Find the string "QuarkXPress" in the records. Copy every line it appears in.

* **Record excerpts**:

'''

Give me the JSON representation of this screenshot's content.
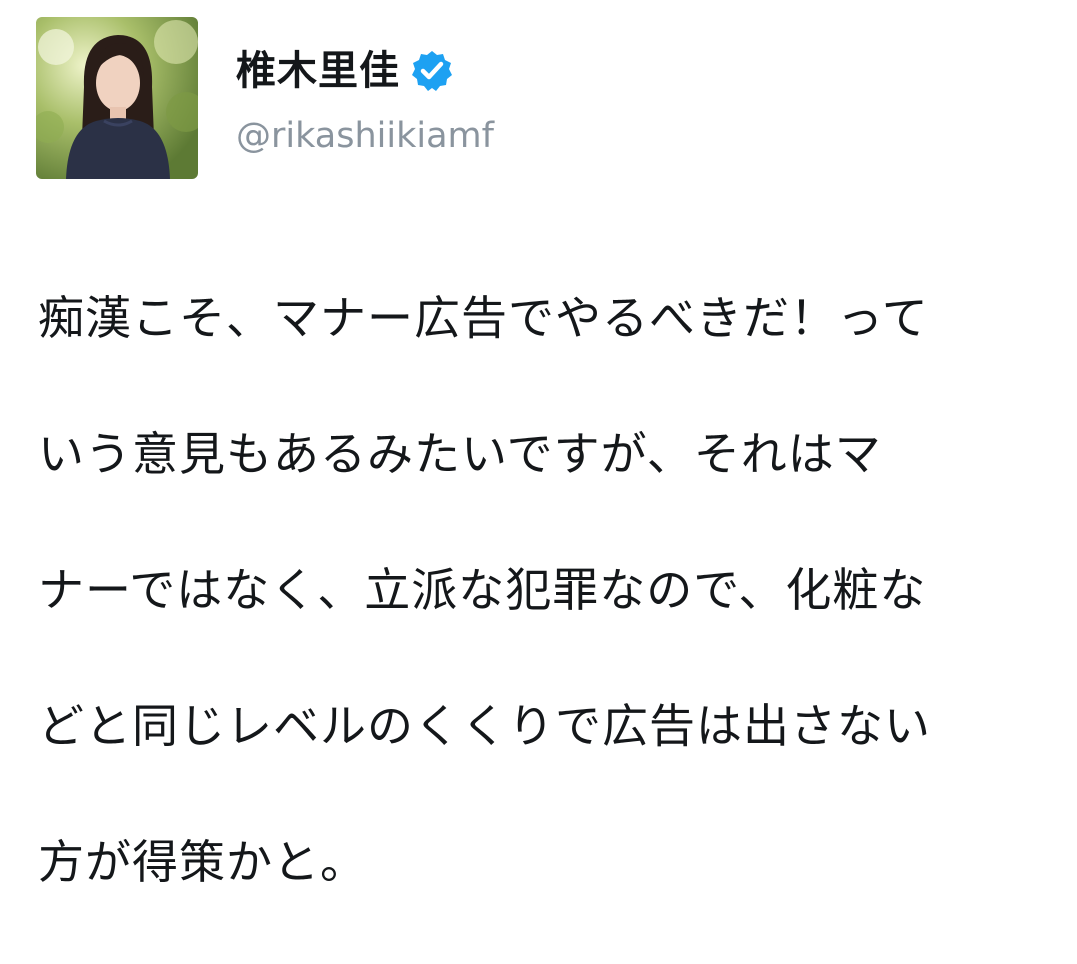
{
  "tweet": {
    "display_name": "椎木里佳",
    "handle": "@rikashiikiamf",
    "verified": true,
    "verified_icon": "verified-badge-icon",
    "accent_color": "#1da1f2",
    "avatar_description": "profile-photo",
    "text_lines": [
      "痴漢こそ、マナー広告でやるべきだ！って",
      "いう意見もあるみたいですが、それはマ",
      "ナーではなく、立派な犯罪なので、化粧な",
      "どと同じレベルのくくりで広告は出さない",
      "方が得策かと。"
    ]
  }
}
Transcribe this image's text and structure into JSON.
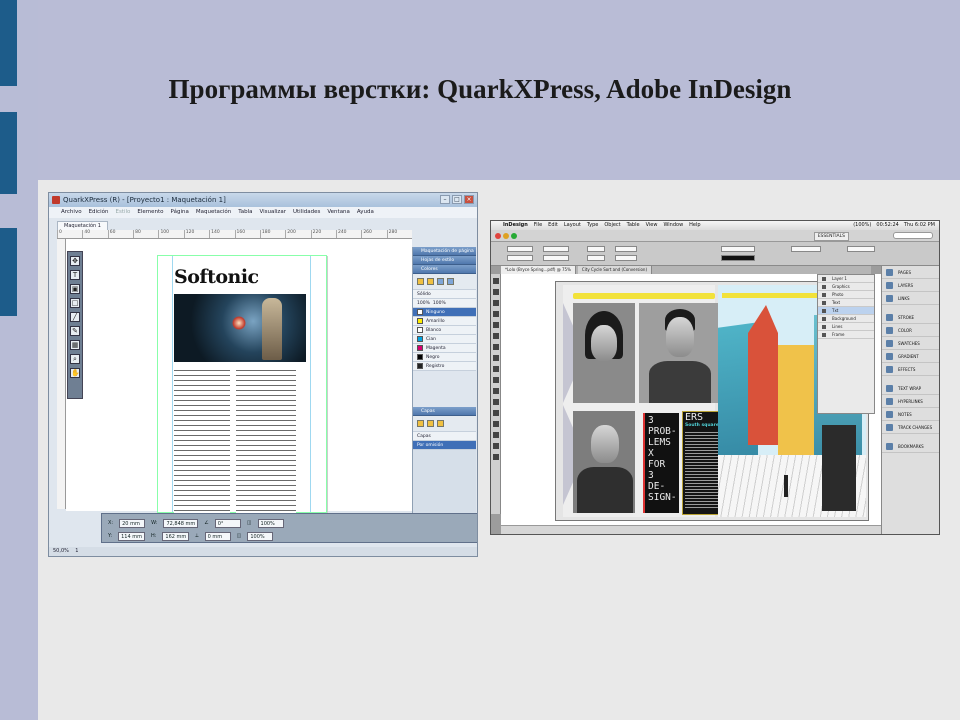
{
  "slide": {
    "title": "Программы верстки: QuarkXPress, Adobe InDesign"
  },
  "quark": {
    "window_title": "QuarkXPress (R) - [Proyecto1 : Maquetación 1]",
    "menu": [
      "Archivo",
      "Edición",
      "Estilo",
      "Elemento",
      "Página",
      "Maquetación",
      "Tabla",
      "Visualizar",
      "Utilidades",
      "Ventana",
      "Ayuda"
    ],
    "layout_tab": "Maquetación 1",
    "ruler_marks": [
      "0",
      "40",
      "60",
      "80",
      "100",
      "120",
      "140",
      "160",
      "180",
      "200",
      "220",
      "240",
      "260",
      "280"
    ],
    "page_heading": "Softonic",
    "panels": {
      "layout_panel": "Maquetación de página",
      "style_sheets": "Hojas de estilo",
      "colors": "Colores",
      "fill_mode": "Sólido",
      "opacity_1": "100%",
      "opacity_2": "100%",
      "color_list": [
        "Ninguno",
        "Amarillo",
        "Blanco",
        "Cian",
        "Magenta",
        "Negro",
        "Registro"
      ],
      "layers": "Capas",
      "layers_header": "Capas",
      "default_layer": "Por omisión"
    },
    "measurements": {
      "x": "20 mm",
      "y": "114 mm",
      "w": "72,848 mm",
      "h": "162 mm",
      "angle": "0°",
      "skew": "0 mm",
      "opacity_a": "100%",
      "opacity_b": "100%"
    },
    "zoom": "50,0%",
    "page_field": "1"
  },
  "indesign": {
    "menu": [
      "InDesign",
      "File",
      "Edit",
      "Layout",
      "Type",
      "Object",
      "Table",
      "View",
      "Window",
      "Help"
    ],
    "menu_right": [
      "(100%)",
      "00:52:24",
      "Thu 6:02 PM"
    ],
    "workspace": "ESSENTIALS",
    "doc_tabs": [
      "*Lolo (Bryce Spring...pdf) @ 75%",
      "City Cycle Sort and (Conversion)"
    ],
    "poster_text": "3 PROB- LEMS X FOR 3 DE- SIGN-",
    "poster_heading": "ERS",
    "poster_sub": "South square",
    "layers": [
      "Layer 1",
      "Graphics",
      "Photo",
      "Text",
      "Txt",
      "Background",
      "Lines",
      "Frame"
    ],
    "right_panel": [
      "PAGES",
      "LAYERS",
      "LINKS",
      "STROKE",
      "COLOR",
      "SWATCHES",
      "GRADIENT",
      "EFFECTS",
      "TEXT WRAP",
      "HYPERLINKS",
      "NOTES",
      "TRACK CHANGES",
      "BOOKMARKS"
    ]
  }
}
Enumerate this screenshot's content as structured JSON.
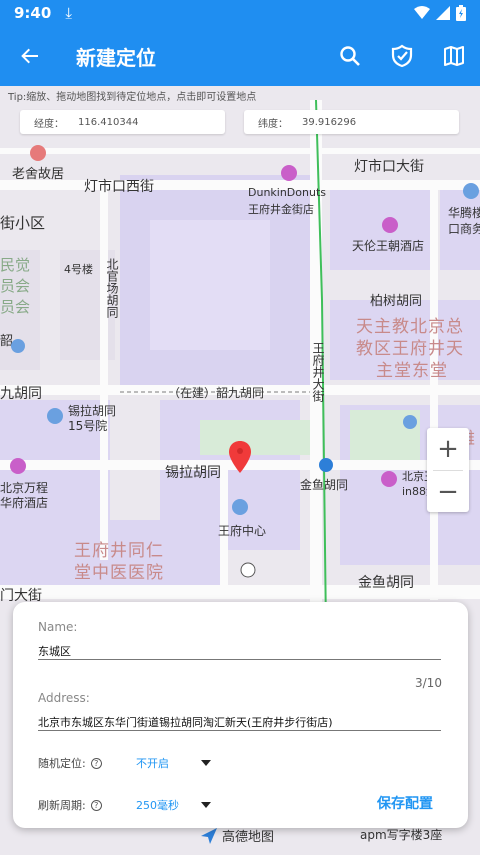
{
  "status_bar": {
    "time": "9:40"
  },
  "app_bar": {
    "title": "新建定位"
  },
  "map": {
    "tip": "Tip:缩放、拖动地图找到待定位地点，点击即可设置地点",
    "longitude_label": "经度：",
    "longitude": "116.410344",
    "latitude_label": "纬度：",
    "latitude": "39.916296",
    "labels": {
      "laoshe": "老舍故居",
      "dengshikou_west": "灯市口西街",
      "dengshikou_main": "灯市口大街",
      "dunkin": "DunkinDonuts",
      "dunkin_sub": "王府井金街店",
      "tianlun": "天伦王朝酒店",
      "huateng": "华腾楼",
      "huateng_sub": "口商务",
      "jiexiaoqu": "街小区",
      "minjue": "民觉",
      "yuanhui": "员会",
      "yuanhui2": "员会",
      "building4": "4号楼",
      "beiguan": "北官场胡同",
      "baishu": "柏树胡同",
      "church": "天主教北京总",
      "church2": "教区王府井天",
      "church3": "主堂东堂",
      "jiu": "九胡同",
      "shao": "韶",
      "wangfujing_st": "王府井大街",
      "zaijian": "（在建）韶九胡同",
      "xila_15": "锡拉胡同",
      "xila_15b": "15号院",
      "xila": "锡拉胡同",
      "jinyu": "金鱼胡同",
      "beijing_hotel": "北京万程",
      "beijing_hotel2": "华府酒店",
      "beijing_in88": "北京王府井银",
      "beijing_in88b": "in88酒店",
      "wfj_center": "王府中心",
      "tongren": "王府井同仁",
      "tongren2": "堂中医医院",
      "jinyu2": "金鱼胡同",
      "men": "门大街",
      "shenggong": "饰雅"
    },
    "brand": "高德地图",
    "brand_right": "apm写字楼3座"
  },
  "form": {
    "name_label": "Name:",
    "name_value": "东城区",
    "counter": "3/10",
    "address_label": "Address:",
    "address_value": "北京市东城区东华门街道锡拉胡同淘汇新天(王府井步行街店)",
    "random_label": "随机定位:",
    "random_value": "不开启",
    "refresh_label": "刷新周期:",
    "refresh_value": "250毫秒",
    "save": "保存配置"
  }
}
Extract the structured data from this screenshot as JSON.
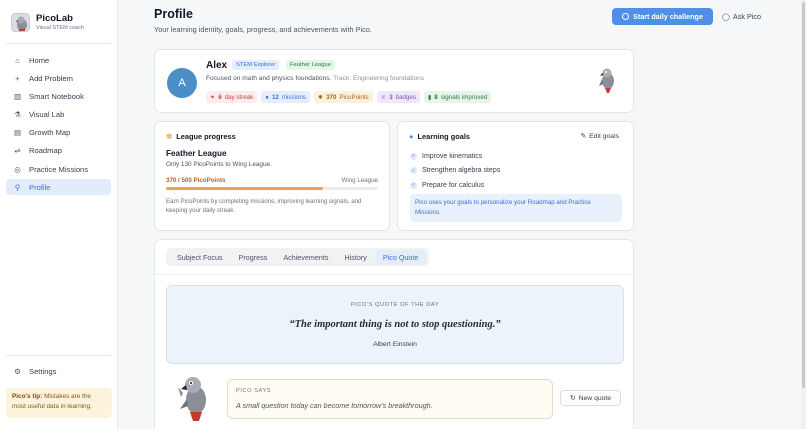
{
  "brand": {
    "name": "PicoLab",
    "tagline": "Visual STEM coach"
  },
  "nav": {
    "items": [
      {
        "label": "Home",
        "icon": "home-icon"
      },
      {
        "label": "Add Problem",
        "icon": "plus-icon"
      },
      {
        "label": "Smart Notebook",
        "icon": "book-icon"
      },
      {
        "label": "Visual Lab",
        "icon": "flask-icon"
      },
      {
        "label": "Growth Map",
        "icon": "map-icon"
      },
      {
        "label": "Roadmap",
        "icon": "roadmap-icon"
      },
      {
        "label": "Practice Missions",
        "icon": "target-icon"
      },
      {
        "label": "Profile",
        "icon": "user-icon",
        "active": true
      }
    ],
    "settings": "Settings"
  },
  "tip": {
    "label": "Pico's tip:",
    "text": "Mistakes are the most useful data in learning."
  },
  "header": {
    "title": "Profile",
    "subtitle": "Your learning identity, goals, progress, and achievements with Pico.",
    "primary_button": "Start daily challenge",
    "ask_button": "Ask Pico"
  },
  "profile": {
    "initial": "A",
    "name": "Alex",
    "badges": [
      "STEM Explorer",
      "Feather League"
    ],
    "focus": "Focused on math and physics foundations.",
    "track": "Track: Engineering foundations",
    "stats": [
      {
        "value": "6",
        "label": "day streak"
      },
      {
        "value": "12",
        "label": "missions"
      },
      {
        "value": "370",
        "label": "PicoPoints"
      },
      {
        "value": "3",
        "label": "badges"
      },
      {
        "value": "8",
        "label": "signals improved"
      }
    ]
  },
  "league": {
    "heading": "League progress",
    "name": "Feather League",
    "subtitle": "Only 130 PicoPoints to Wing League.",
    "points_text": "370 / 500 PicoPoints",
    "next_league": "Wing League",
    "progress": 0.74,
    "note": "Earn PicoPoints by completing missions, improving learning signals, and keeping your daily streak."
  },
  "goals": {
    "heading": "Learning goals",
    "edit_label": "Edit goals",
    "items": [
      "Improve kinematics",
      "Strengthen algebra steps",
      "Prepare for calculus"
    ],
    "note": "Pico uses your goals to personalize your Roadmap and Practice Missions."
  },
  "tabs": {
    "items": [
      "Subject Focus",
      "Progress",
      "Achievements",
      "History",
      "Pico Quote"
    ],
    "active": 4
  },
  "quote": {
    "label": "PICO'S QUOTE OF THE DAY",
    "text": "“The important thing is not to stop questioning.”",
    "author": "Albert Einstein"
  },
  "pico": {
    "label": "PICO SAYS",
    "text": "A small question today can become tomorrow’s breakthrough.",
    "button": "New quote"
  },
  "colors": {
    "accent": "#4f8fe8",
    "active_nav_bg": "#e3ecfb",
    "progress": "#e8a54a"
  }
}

'''

* **Complete output**:
    "title": "Программы верстки: QuarkXPress, Adobe InDesign"
    "window_title": "QuarkXPress (R) - [Proyecto1 : Maquetación 1]",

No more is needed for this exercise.